(Work instructions) The entries below are to be transcribed in full, without their images.

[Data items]
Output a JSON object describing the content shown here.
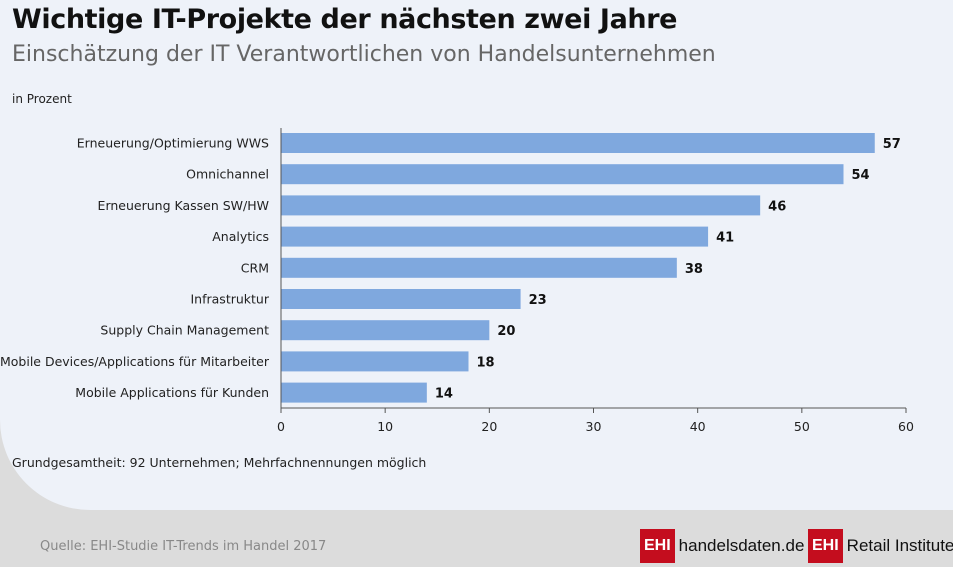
{
  "header": {
    "title": "Wichtige IT-Projekte der nächsten zwei Jahre",
    "subtitle": "Einschätzung der IT Verantwortlichen von Handelsunternehmen",
    "unit": "in Prozent"
  },
  "footer": {
    "note": "Grundgesamtheit: 92 Unternehmen; Mehrfachnennungen möglich",
    "source": "Quelle: EHI-Studie IT-Trends im Handel 2017",
    "logo1_mark": "EHI",
    "logo1_text": "handelsdaten.de",
    "logo2_mark": "EHI",
    "logo2_text": "Retail Institute",
    "logo2_reg": "®"
  },
  "colors": {
    "bar": "#7fa8de",
    "axis": "#555555"
  },
  "chart_data": {
    "type": "bar",
    "orientation": "horizontal",
    "title": "Wichtige IT-Projekte der nächsten zwei Jahre",
    "subtitle": "Einschätzung der IT Verantwortlichen von Handelsunternehmen",
    "xlabel": "in Prozent",
    "ylabel": "",
    "xlim": [
      0,
      60
    ],
    "xticks": [
      0,
      10,
      20,
      30,
      40,
      50,
      60
    ],
    "categories": [
      "Erneuerung/Optimierung WWS",
      "Omnichannel",
      "Erneuerung Kassen SW/HW",
      "Analytics",
      "CRM",
      "Infrastruktur",
      "Supply Chain Management",
      "Mobile Devices/Applications für Mitarbeiter",
      "Mobile Applications für Kunden"
    ],
    "values": [
      57,
      54,
      46,
      41,
      38,
      23,
      20,
      18,
      14
    ],
    "grid": false,
    "legend": "none"
  }
}
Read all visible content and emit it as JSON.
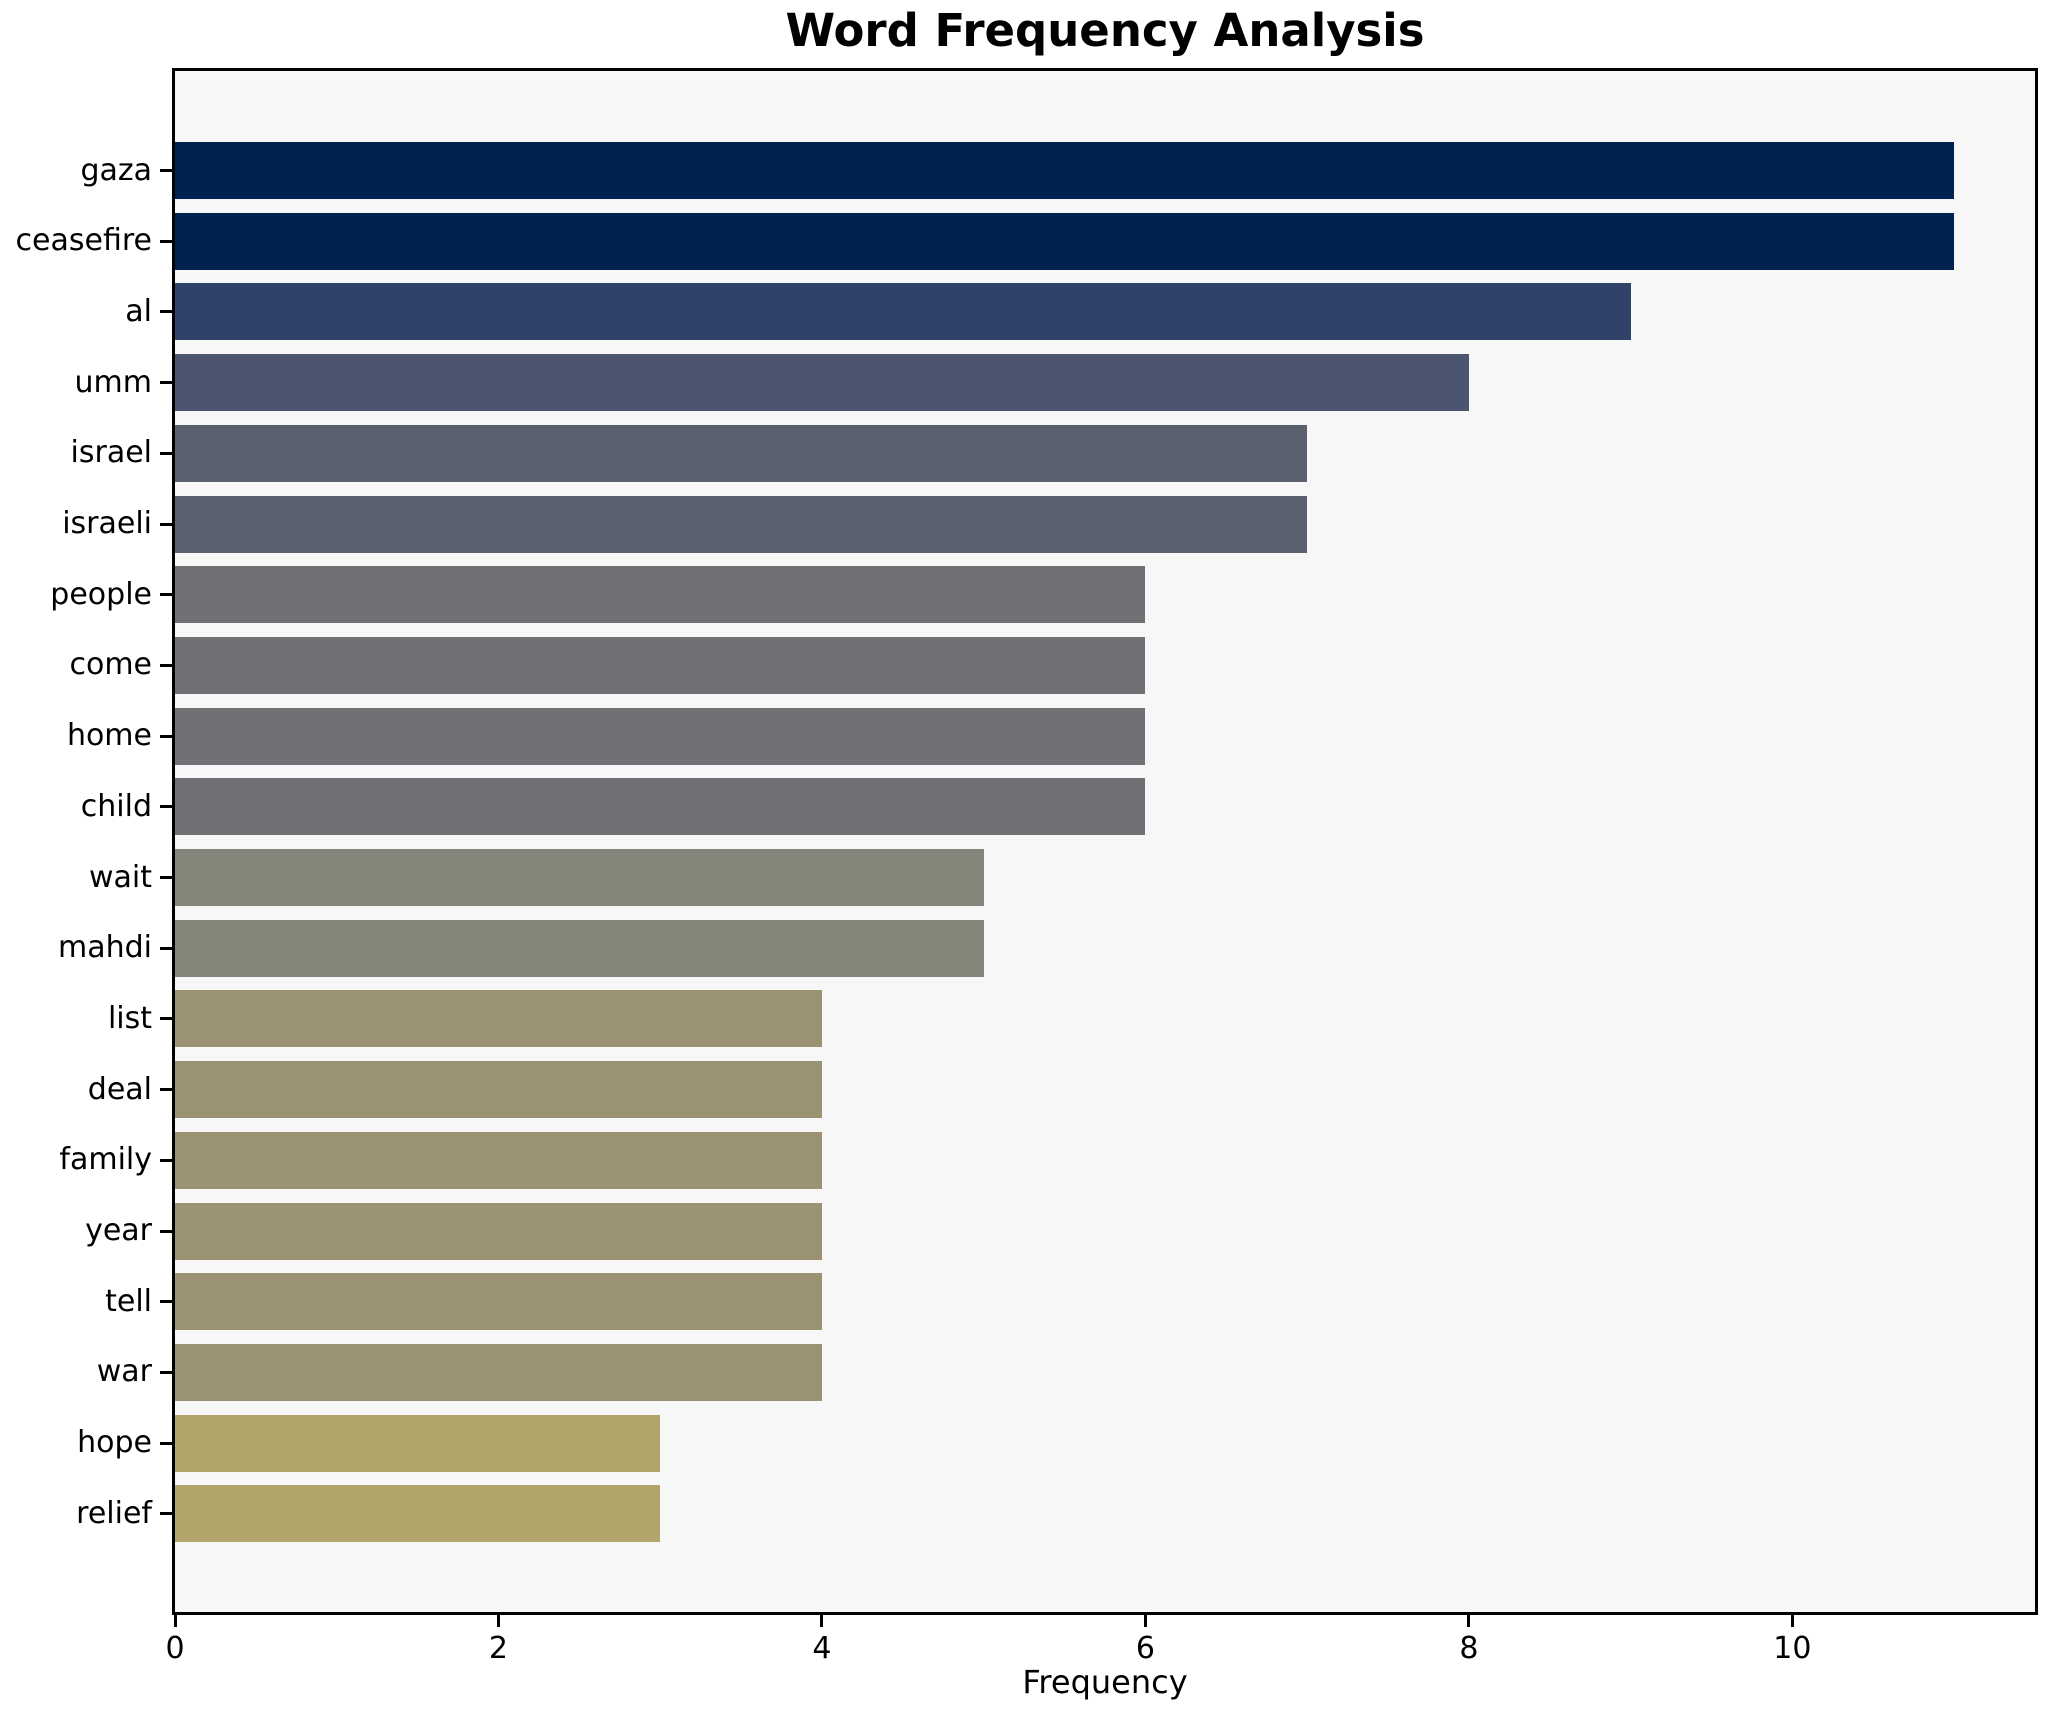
{
  "chart_data": {
    "type": "bar",
    "orientation": "horizontal",
    "title": "Word Frequency Analysis",
    "xlabel": "Frequency",
    "ylabel": "",
    "categories": [
      "gaza",
      "ceasefire",
      "al",
      "umm",
      "israel",
      "israeli",
      "people",
      "come",
      "home",
      "child",
      "wait",
      "mahdi",
      "list",
      "deal",
      "family",
      "year",
      "tell",
      "war",
      "hope",
      "relief"
    ],
    "values": [
      11,
      11,
      9,
      8,
      7,
      7,
      6,
      6,
      6,
      6,
      5,
      5,
      4,
      4,
      4,
      4,
      4,
      4,
      3,
      3
    ],
    "bar_colors": [
      "#00224e",
      "#00224e",
      "#30416a",
      "#4b556f",
      "#5b606e",
      "#5b606e",
      "#707174",
      "#707174",
      "#707174",
      "#707174",
      "#86857a",
      "#86857a",
      "#9b9271",
      "#9b9271",
      "#9b9271",
      "#9b9271",
      "#9b9271",
      "#9b9271",
      "#b1a56c",
      "#b1a56c"
    ],
    "xticks": [
      0,
      2,
      4,
      6,
      8,
      10
    ],
    "xlim": [
      0,
      11.5
    ],
    "grid": false,
    "legend": "none",
    "plot_background": "#f7f7f8",
    "axis_color": "#000000",
    "text_color": "#000000"
  }
}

(Solved problem)
Output a JSON object describing the content shown here.
{
  "header": {
    "title": "Wichtige IT-Projekte der nächsten zwei Jahre",
    "subtitle": "Einschätzung der IT Verantwortlichen von Handelsunternehmen",
    "unit": "in Prozent"
  },
  "footer": {
    "note": "Grundgesamtheit: 92 Unternehmen; Mehrfachnennungen möglich",
    "source": "Quelle: EHI-Studie IT-Trends im Handel 2017",
    "logo1_mark": "EHI",
    "logo1_text": "handelsdaten.de",
    "logo2_mark": "EHI",
    "logo2_text": "Retail Institute",
    "logo2_reg": "®"
  },
  "colors": {
    "bar": "#7fa8de",
    "axis": "#555555"
  },
  "chart_data": {
    "type": "bar",
    "orientation": "horizontal",
    "title": "Wichtige IT-Projekte der nächsten zwei Jahre",
    "subtitle": "Einschätzung der IT Verantwortlichen von Handelsunternehmen",
    "xlabel": "in Prozent",
    "ylabel": "",
    "xlim": [
      0,
      60
    ],
    "xticks": [
      0,
      10,
      20,
      30,
      40,
      50,
      60
    ],
    "categories": [
      "Erneuerung/Optimierung WWS",
      "Omnichannel",
      "Erneuerung Kassen SW/HW",
      "Analytics",
      "CRM",
      "Infrastruktur",
      "Supply Chain Management",
      "Mobile Devices/Applications für Mitarbeiter",
      "Mobile Applications für Kunden"
    ],
    "values": [
      57,
      54,
      46,
      41,
      38,
      23,
      20,
      18,
      14
    ],
    "grid": false,
    "legend": "none"
  }
}
Read all visible content and emit it as JSON.
{
  "chart_data": {
    "type": "bar",
    "orientation": "horizontal",
    "title": "Word Frequency Analysis",
    "xlabel": "Frequency",
    "ylabel": "",
    "categories": [
      "gaza",
      "ceasefire",
      "al",
      "umm",
      "israel",
      "israeli",
      "people",
      "come",
      "home",
      "child",
      "wait",
      "mahdi",
      "list",
      "deal",
      "family",
      "year",
      "tell",
      "war",
      "hope",
      "relief"
    ],
    "values": [
      11,
      11,
      9,
      8,
      7,
      7,
      6,
      6,
      6,
      6,
      5,
      5,
      4,
      4,
      4,
      4,
      4,
      4,
      3,
      3
    ],
    "bar_colors": [
      "#00224e",
      "#00224e",
      "#30416a",
      "#4b556f",
      "#5b606e",
      "#5b606e",
      "#707174",
      "#707174",
      "#707174",
      "#707174",
      "#86857a",
      "#86857a",
      "#9b9271",
      "#9b9271",
      "#9b9271",
      "#9b9271",
      "#9b9271",
      "#9b9271",
      "#b1a56c",
      "#b1a56c"
    ],
    "xticks": [
      0,
      2,
      4,
      6,
      8,
      10
    ],
    "xlim": [
      0,
      11.5
    ],
    "grid": false,
    "legend": "none",
    "plot_background": "#f7f7f8",
    "axis_color": "#000000",
    "text_color": "#000000"
  }
}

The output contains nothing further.